(Saved entries)
═══

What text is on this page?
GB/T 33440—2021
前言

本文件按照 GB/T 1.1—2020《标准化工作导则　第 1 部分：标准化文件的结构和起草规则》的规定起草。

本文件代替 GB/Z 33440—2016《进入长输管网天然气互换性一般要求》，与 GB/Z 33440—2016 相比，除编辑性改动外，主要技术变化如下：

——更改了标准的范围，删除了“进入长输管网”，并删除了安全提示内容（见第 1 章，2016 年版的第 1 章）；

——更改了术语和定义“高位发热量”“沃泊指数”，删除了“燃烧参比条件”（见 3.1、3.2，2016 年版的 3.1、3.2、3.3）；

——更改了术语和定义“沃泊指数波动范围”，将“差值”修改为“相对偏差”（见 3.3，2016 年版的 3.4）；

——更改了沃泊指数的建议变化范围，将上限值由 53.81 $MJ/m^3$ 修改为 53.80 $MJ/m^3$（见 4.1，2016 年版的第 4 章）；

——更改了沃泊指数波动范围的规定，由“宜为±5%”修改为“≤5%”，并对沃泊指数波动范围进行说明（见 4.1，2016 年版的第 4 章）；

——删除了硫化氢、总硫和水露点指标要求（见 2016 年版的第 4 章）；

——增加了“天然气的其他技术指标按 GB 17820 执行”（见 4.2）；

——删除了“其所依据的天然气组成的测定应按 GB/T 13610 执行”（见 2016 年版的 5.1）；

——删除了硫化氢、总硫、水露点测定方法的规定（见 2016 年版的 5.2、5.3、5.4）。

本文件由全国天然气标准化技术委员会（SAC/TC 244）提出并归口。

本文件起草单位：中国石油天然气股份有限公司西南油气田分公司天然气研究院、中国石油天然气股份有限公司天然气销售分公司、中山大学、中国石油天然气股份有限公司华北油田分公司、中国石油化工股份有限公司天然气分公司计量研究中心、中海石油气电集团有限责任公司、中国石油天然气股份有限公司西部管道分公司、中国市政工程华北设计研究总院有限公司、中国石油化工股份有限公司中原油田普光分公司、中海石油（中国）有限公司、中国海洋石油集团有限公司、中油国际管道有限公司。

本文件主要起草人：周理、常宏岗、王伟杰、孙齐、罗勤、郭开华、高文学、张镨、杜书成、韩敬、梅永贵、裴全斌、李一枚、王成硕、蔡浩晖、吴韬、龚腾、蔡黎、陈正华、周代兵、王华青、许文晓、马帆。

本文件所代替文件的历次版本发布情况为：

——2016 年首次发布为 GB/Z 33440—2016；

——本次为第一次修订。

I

═══

What is being asked
Reproduce all the data word for word.

Complete output
What text is on this page?
GB/T 33440—2021
前言

本文件按照 GB/T 1.1—2020《标准化工作导则　第 1 部分：标准化文件的结构和起草规则》的规定起草。

本文件代替 GB/Z 33440—2016《进入长输管网天然气互换性一般要求》，与 GB/Z 33440—2016 相比，除编辑性改动外，主要技术变化如下：

——更改了标准的范围，删除了“进入长输管网”，并删除了安全提示内容（见第 1 章，2016 年版的第 1 章）；

——更改了术语和定义“高位发热量”“沃泊指数”，删除了“燃烧参比条件”（见 3.1、3.2，2016 年版的 3.1、3.2、3.3）；

——更改了术语和定义“沃泊指数波动范围”，将“差值”修改为“相对偏差”（见 3.3，2016 年版的 3.4）；

——更改了沃泊指数的建议变化范围，将上限值由 53.81 $MJ/m^3$ 修改为 53.80 $MJ/m^3$（见 4.1，2016 年版的第 4 章）；

——更改了沃泊指数波动范围的规定，由“宜为±5%”修改为“≤5%”，并对沃泊指数波动范围进行说明（见 4.1，2016 年版的第 4 章）；

——删除了硫化氢、总硫和水露点指标要求（见 2016 年版的第 4 章）；

——增加了“天然气的其他技术指标按 GB 17820 执行”（见 4.2）；

——删除了“其所依据的天然气组成的测定应按 GB/T 13610 执行”（见 2016 年版的 5.1）；

——删除了硫化氢、总硫、水露点测定方法的规定（见 2016 年版的 5.2、5.3、5.4）。

本文件由全国天然气标准化技术委员会（SAC/TC 244）提出并归口。

本文件起草单位：中国石油天然气股份有限公司西南油气田分公司天然气研究院、中国石油天然气股份有限公司天然气销售分公司、中山大学、中国石油天然气股份有限公司华北油田分公司、中国石油化工股份有限公司天然气分公司计量研究中心、中海石油气电集团有限责任公司、中国石油天然气股份有限公司西部管道分公司、中国市政工程华北设计研究总院有限公司、中国石油化工股份有限公司中原油田普光分公司、中海石油（中国）有限公司、中国海洋石油集团有限公司、中油国际管道有限公司。

本文件主要起草人：周理、常宏岗、王伟杰、孙齐、罗勤、郭开华、高文学、张镨、杜书成、韩敬、梅永贵、裴全斌、李一枚、王成硕、蔡浩晖、吴韬、龚腾、蔡黎、陈正华、周代兵、王华青、许文晓、马帆。

本文件所代替文件的历次版本发布情况为：

——2016 年首次发布为 GB/Z 33440—2016；

——本次为第一次修订。

I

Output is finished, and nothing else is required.